Work to do: Within the listing below, locate all lines containing the word "Vmin". Copy each one.

Raw data:
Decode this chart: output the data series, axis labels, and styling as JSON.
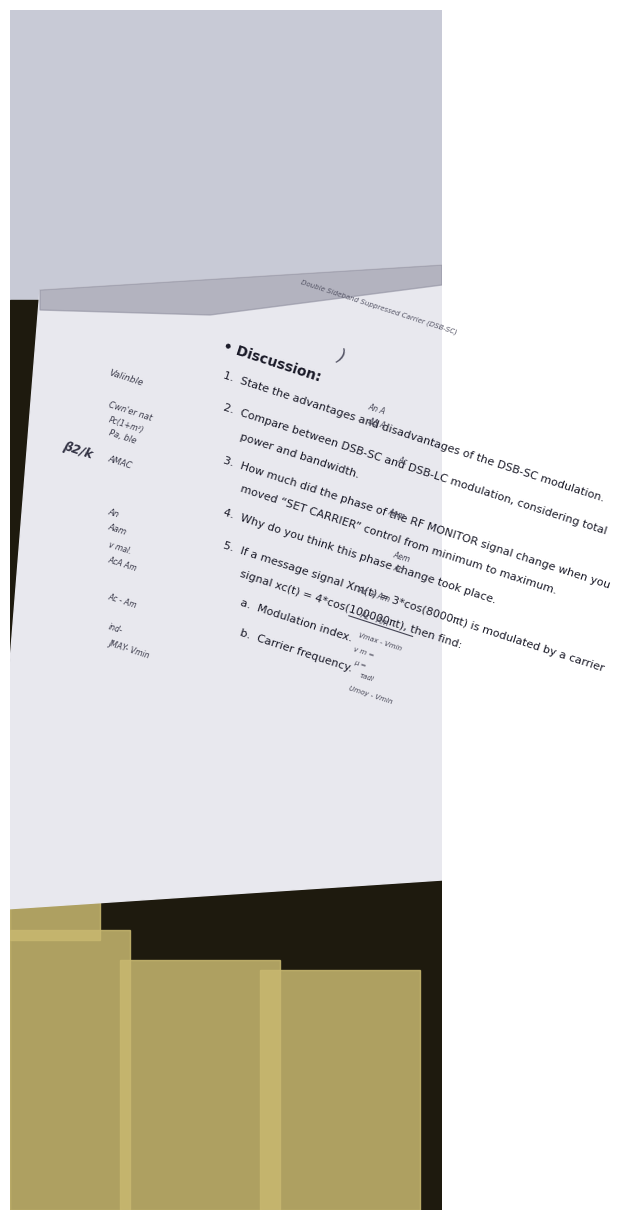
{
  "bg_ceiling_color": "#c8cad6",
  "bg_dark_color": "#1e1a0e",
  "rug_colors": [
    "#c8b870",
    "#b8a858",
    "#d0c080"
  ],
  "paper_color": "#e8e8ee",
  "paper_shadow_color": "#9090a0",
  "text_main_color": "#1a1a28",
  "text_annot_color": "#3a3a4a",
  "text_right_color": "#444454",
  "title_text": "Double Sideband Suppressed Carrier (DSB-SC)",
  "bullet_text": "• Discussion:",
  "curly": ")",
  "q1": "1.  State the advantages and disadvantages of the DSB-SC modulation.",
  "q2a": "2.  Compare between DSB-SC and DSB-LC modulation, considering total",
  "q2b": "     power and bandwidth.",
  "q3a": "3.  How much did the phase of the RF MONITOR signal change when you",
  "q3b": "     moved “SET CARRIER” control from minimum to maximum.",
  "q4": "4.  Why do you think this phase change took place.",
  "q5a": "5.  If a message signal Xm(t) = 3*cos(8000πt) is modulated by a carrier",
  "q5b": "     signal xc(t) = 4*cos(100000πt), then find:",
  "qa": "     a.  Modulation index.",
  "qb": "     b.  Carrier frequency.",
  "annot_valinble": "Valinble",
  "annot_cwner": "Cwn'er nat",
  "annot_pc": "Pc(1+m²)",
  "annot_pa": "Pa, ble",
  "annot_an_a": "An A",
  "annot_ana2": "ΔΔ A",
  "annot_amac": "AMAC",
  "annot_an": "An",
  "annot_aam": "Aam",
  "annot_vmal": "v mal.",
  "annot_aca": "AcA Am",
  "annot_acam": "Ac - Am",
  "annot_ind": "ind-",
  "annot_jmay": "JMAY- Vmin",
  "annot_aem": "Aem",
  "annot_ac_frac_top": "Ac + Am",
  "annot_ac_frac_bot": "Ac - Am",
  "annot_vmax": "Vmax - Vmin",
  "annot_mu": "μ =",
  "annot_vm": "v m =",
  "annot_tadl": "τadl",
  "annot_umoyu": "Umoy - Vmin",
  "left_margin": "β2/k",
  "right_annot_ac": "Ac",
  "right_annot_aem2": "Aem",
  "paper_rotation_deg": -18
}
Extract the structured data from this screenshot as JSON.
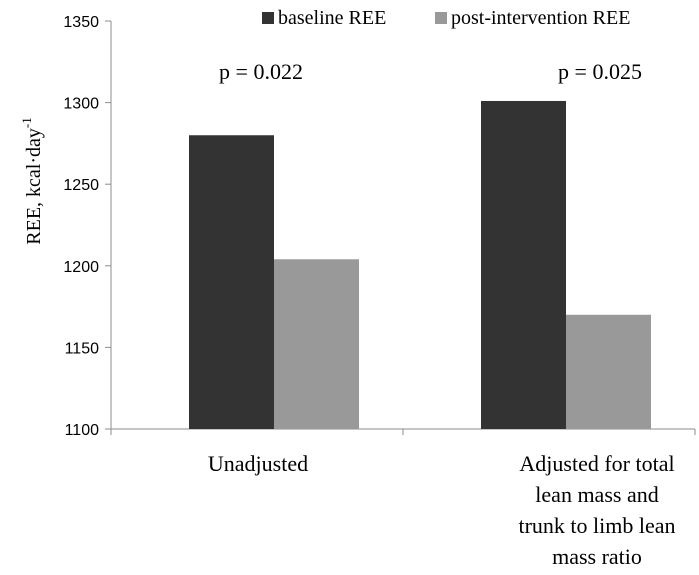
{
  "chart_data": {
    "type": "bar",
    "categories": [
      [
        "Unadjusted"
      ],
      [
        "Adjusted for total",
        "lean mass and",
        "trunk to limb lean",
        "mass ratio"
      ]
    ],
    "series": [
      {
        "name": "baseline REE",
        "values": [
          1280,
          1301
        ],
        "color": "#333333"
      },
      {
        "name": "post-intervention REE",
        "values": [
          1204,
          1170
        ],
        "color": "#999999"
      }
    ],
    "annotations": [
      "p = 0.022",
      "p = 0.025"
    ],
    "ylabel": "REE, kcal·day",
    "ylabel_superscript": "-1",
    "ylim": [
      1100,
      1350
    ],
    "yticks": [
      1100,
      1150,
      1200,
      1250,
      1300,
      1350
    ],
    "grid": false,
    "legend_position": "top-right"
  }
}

* * *

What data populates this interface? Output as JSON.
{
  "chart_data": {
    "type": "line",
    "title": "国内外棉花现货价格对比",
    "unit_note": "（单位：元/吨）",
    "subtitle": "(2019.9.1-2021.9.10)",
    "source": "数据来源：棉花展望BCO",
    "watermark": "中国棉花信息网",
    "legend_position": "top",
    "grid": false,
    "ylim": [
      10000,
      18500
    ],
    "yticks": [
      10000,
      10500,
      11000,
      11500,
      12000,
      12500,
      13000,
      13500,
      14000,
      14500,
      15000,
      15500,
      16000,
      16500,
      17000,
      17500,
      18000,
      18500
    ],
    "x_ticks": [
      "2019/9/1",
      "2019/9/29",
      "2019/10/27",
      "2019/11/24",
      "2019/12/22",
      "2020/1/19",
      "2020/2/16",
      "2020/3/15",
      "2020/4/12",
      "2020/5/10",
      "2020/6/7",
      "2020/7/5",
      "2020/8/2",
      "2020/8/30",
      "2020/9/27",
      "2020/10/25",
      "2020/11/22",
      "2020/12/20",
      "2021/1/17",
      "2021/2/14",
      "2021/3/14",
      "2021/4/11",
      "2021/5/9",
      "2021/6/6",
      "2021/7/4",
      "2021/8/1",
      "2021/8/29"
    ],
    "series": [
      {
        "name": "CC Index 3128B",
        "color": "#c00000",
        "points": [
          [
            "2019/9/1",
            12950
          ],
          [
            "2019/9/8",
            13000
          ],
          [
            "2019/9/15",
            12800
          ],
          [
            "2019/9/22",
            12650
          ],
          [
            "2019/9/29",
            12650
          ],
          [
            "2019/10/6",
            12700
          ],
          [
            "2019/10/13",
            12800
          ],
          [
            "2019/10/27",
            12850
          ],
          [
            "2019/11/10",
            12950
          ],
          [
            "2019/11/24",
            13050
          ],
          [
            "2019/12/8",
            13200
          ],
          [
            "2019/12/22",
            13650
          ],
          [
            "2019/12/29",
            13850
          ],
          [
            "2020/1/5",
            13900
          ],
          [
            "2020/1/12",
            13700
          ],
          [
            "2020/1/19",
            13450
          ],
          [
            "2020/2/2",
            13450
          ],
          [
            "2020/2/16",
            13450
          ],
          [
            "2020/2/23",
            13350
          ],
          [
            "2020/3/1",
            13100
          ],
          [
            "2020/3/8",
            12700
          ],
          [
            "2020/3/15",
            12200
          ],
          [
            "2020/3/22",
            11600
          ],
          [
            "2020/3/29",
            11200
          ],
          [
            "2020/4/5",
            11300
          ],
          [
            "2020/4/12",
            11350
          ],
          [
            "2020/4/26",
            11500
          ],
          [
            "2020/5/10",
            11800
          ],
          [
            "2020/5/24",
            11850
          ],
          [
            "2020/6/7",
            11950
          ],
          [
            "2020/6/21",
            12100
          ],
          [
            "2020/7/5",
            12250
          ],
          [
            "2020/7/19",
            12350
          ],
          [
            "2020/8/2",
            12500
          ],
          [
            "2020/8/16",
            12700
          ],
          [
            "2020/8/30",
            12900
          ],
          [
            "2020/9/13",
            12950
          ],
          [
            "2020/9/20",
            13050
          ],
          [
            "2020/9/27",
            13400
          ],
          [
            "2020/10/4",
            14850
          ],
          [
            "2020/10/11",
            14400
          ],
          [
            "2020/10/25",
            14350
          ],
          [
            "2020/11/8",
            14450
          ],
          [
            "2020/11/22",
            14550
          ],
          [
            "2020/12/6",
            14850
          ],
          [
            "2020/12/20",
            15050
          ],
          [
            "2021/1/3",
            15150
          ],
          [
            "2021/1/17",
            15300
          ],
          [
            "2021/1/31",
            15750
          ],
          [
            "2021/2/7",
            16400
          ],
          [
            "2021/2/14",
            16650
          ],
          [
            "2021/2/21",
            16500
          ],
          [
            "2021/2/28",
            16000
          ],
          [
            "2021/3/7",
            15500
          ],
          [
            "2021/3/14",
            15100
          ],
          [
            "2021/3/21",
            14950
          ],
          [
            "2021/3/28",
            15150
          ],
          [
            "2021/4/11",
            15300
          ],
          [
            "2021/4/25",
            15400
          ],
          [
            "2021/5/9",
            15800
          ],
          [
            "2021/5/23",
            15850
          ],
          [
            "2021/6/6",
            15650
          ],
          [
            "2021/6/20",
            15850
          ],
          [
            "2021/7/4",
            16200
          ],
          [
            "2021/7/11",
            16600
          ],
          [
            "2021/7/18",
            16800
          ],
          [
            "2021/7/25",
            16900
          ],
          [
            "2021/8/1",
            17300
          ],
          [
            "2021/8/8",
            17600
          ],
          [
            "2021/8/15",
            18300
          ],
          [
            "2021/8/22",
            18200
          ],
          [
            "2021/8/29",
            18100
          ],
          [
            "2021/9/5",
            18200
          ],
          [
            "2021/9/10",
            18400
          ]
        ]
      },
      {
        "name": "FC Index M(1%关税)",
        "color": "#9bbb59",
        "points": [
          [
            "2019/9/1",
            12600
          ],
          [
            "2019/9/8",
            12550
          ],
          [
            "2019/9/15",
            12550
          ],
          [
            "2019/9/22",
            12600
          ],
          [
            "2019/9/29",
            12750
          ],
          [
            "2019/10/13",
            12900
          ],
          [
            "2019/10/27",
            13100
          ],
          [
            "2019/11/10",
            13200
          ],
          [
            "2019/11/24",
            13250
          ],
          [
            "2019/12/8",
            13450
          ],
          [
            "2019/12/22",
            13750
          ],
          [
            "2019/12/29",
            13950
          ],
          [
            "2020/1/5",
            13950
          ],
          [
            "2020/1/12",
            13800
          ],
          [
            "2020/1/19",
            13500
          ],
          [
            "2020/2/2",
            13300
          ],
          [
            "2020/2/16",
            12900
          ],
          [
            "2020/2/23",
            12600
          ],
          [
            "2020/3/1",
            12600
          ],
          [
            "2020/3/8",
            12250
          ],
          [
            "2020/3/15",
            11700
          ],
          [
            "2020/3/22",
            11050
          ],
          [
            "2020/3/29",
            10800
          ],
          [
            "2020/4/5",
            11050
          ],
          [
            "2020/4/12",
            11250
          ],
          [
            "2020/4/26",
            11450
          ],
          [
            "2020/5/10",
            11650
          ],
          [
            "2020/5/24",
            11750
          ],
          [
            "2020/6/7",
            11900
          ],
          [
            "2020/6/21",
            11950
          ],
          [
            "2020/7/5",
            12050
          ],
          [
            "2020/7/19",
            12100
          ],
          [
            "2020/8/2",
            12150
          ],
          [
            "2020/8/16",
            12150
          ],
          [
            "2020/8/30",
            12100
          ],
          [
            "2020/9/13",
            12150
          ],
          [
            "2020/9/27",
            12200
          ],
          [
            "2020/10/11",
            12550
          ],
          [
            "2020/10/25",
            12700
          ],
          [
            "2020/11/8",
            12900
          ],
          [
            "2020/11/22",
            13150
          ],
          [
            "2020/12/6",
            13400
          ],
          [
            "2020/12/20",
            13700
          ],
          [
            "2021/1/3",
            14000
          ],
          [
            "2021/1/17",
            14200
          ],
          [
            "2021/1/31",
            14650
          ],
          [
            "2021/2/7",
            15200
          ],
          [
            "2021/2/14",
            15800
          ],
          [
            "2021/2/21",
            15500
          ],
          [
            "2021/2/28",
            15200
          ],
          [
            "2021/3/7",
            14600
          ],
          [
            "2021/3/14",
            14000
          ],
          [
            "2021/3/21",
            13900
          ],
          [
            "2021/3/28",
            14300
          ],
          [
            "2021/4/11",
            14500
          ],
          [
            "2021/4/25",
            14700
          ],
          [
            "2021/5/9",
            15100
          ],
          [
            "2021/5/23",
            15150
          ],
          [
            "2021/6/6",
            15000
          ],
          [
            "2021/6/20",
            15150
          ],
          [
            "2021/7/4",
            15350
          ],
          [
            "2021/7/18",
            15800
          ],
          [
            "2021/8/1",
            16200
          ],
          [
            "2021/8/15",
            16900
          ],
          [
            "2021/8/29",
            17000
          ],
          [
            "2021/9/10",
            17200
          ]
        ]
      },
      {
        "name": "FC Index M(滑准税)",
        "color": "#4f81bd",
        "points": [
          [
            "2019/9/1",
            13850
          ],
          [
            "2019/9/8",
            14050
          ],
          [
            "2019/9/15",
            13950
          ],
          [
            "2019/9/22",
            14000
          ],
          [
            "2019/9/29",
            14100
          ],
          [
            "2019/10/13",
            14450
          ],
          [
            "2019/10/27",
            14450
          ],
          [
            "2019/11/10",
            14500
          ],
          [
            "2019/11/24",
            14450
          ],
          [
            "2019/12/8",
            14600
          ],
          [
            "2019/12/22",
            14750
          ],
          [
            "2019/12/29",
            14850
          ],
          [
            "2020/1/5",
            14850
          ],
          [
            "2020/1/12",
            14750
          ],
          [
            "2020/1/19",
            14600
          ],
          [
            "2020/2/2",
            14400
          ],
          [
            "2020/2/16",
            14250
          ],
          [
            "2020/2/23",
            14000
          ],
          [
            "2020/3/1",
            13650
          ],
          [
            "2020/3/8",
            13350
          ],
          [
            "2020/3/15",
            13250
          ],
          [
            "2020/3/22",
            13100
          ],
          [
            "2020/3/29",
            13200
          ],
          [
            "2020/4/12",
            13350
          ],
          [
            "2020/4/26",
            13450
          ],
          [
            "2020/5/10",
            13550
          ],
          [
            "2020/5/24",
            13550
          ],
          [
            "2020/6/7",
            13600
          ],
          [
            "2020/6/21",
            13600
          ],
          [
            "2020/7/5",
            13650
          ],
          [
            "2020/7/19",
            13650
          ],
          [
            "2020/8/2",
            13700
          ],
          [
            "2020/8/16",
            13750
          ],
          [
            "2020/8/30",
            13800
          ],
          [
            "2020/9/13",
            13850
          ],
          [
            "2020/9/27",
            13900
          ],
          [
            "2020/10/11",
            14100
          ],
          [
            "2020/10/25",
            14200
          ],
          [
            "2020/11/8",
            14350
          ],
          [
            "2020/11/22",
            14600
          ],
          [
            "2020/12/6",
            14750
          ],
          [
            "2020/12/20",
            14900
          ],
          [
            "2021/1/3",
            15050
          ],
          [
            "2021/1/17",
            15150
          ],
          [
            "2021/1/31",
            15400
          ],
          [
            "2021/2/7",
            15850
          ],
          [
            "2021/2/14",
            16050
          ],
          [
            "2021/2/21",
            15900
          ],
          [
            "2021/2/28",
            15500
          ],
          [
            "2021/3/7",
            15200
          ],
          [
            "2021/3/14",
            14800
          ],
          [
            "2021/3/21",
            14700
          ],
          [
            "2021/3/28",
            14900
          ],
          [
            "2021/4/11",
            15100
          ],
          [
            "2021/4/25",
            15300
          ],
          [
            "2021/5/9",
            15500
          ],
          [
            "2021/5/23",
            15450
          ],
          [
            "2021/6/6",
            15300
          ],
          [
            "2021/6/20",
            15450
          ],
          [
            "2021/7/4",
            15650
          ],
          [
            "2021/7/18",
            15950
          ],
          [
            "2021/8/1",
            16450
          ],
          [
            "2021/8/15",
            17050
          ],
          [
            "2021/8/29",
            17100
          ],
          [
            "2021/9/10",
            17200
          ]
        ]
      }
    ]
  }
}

In response:
  "annot_jmay": "JMAY- Vmin",
  "annot_vmax": "Vmax - Vmin",
  "annot_umoyu": "Umoy - Vmin",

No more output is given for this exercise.